### EXERCISE OBJECTIVE
Carry none of the pictures over; set down the material below exactly.

━━━ RAW DATA ━━━

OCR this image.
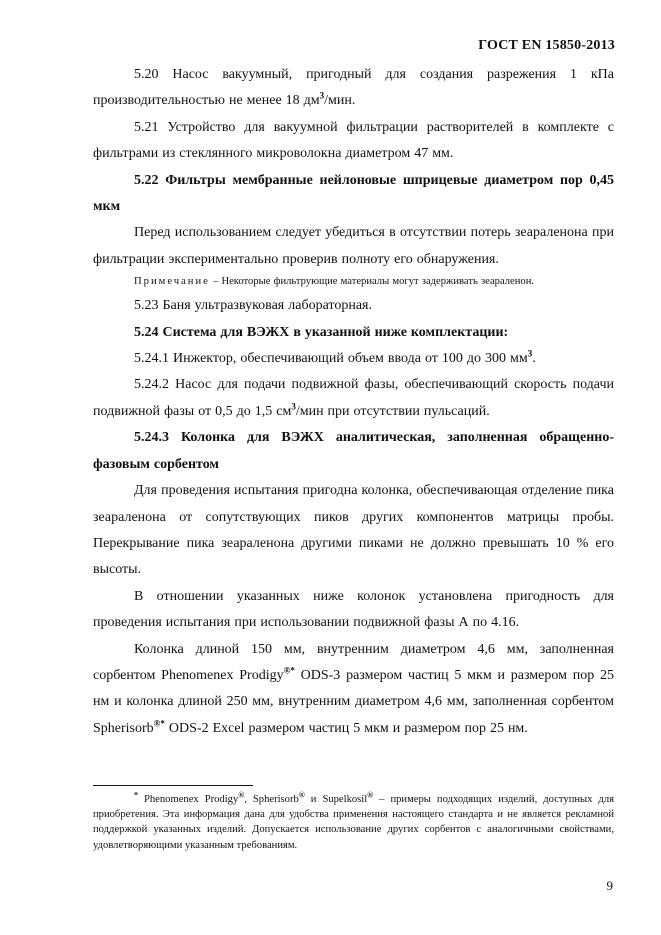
ГОСТ EN 15850-2013

5.20 Насос вакуумный, пригодный для создания разрежения 1 кПа производительностью не менее 18 $дм^3$/мин.

5.21 Устройство для вакуумной фильтрации растворителей в комплекте с фильтрами из стеклянного микроволокна диаметром 47 мм.

5.22 Фильтры мембранные нейлоновые шприцевые диаметром пор 0,45 мкм

Перед использованием следует убедиться в отсутствии потерь зеараленона при фильтрации экспериментально проверив полноту его обнаружения.

Примечание – Некоторые фильтрующие материалы могут задерживать зеараленон.

5.23 Баня ультразвуковая лабораторная.

5.24 Система для ВЭЖХ в указанной ниже комплектации:

5.24.1 Инжектор, обеспечивающий объем ввода от 100 до 300 $мм^3$.

5.24.2 Насос для подачи подвижной фазы, обеспечивающий скорость подачи подвижной фазы от 0,5 до 1,5 $см^3$/мин при отсутствии пульсаций.

5.24.3 Колонка для ВЭЖХ аналитическая, заполненная обращенно-фазовым сорбентом

Для проведения испытания пригодна колонка, обеспечивающая отделение пика зеараленона от сопутствующих пиков других компонентов матрицы пробы. Перекрывание пика зеараленона другими пиками не должно превышать 10 % его высоты.

В отношении указанных ниже колонок установлена пригодность для проведения испытания при использовании подвижной фазы А по 4.16.

Колонка длиной 150 мм, внутренним диаметром 4,6 мм, заполненная сорбентом Phenomenex Prodigy®* ODS-3 размером частиц 5 мкм и размером пор 25 нм и колонка длиной 250 мм, внутренним диаметром 4,6 мм, заполненная сорбентом Spherisorb®* ODS-2 Excel размером частиц 5 мкм и размером пор 25 нм.

* Phenomenex Prodigy®, Spherisorb® и Supelkosil® – примеры подходящих изделий, доступных для приобретения. Эта информация дана для удобства применения настоящего стандарта и не является рекламной поддержкой указанных изделий. Допускается использование других сорбентов с аналогичными свойствами, удовлетворяющими указанным требованиям.

9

━━━

### EXERCISE ANSWER
OCR this image.
ГОСТ EN 15850-2013

5.20 Насос вакуумный, пригодный для создания разрежения 1 кПа производительностью не менее 18 $дм^3$/мин.

5.21 Устройство для вакуумной фильтрации растворителей в комплекте с фильтрами из стеклянного микроволокна диаметром 47 мм.

5.22 Фильтры мембранные нейлоновые шприцевые диаметром пор 0,45 мкм

Перед использованием следует убедиться в отсутствии потерь зеараленона при фильтрации экспериментально проверив полноту его обнаружения.

Примечание – Некоторые фильтрующие материалы могут задерживать зеараленон.

5.23 Баня ультразвуковая лабораторная.

5.24 Система для ВЭЖХ в указанной ниже комплектации:

5.24.1 Инжектор, обеспечивающий объем ввода от 100 до 300 $мм^3$.

5.24.2 Насос для подачи подвижной фазы, обеспечивающий скорость подачи подвижной фазы от 0,5 до 1,5 $см^3$/мин при отсутствии пульсаций.

5.24.3 Колонка для ВЭЖХ аналитическая, заполненная обращенно-фазовым сорбентом

Для проведения испытания пригодна колонка, обеспечивающая отделение пика зеараленона от сопутствующих пиков других компонентов матрицы пробы. Перекрывание пика зеараленона другими пиками не должно превышать 10 % его высоты.

В отношении указанных ниже колонок установлена пригодность для проведения испытания при использовании подвижной фазы А по 4.16.

Колонка длиной 150 мм, внутренним диаметром 4,6 мм, заполненная сорбентом Phenomenex Prodigy®* ODS-3 размером частиц 5 мкм и размером пор 25 нм и колонка длиной 250 мм, внутренним диаметром 4,6 мм, заполненная сорбентом Spherisorb®* ODS-2 Excel размером частиц 5 мкм и размером пор 25 нм.

* Phenomenex Prodigy®, Spherisorb® и Supelkosil® – примеры подходящих изделий, доступных для приобретения. Эта информация дана для удобства применения настоящего стандарта и не является рекламной поддержкой указанных изделий. Допускается использование других сорбентов с аналогичными свойствами, удовлетворяющими указанным требованиям.

9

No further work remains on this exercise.